- [DATA SUPPLIED]:
** start **

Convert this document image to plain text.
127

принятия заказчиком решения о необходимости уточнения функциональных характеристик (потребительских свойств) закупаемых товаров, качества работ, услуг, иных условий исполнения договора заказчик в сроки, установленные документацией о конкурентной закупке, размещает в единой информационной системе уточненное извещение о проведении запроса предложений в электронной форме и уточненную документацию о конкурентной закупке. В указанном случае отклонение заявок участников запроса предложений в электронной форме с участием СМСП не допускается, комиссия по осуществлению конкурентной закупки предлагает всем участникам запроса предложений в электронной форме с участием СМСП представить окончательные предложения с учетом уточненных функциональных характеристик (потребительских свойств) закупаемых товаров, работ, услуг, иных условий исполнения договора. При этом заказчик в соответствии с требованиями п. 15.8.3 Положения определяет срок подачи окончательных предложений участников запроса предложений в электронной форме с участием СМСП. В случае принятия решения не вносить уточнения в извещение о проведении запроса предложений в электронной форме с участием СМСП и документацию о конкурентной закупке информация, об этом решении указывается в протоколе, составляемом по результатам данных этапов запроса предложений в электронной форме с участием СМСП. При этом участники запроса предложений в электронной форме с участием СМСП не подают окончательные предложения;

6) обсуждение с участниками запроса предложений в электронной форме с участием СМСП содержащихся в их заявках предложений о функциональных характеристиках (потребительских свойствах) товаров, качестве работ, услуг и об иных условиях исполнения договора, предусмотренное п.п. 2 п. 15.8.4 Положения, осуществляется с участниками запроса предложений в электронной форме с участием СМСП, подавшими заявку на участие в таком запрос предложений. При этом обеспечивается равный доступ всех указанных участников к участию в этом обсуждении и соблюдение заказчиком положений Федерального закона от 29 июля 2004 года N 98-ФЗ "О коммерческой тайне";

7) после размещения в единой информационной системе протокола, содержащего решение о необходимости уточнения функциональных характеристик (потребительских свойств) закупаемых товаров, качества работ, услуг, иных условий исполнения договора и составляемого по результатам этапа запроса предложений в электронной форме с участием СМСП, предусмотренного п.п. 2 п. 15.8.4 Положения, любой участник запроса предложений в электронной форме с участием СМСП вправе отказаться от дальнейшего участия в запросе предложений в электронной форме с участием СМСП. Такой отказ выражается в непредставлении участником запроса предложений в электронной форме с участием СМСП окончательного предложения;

** end **
** start **

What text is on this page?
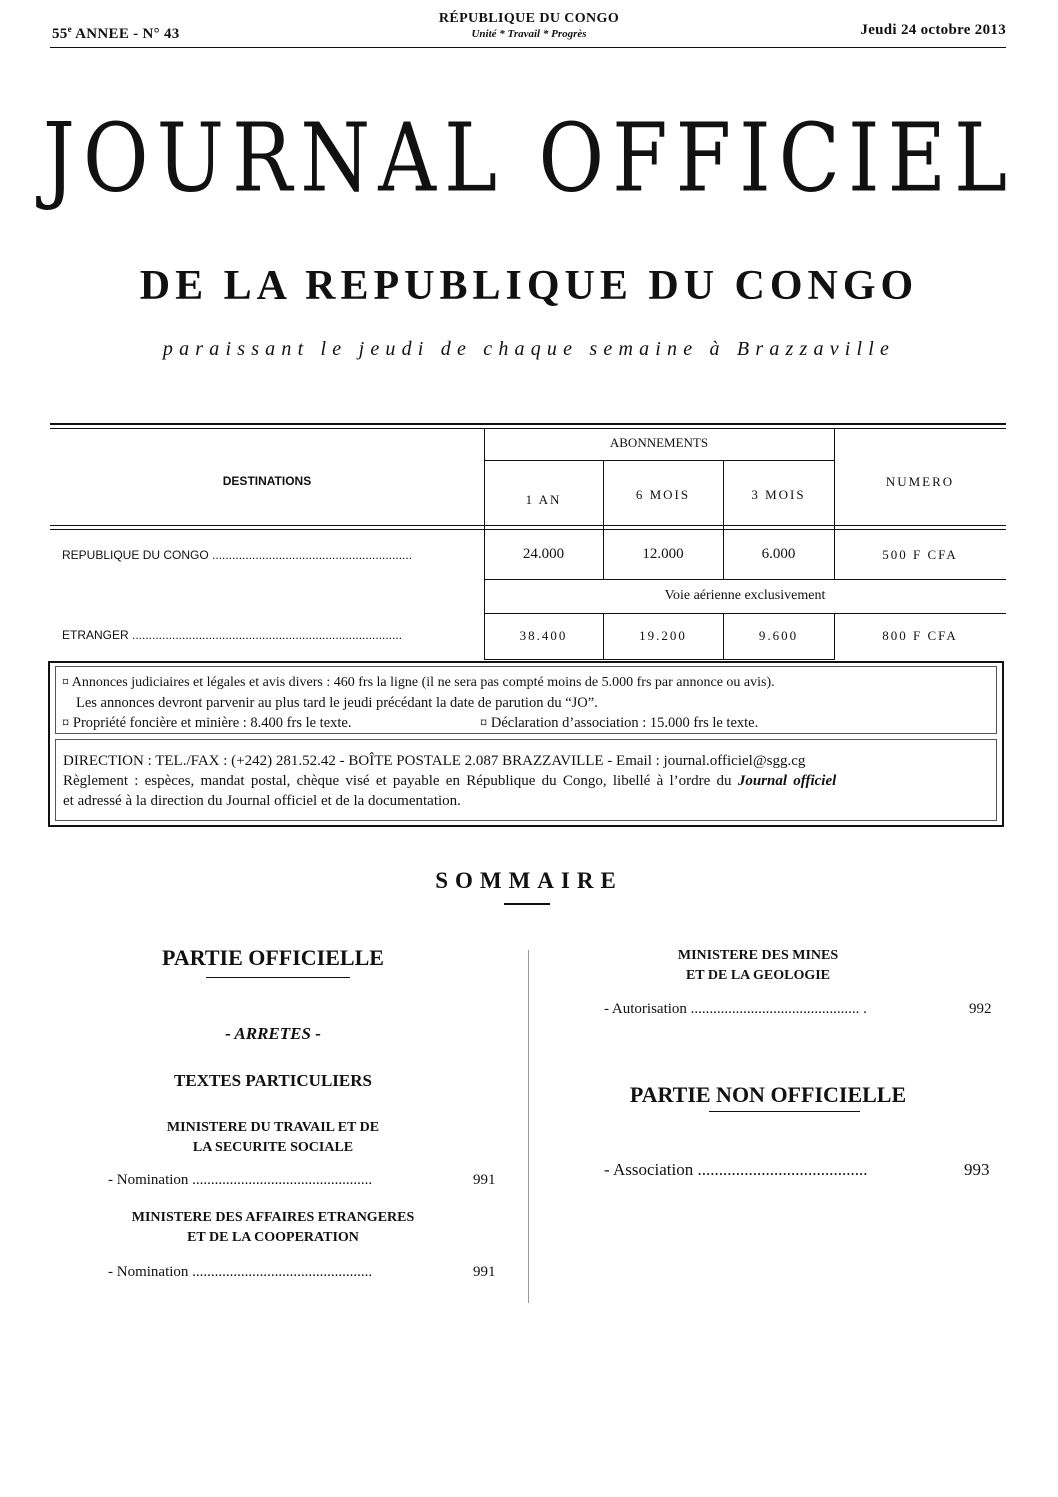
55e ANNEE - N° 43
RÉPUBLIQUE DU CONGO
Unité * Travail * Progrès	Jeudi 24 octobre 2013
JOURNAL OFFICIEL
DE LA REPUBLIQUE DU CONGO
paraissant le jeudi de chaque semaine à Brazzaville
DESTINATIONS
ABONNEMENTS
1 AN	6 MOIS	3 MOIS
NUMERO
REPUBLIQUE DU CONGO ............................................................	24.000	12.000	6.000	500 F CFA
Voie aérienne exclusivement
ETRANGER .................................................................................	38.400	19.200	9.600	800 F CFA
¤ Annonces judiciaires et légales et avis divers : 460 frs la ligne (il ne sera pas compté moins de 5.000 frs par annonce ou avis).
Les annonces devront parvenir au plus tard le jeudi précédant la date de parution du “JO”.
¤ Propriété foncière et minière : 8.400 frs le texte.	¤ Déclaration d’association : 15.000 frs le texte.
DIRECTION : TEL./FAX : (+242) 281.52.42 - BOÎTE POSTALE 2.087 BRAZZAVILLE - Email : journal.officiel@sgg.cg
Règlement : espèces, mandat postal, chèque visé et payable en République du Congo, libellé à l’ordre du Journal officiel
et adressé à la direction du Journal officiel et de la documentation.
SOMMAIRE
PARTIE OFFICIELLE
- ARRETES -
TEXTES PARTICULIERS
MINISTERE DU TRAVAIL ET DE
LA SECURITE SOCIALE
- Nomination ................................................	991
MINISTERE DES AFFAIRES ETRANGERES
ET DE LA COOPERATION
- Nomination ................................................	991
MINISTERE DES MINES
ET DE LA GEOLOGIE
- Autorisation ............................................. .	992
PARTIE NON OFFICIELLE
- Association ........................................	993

** end **

- [DIRECTIONS]: Determine how many of the lines above hold the word "PARTIE", and output that number by itself.

- [SOLVED EXERCISE]: 2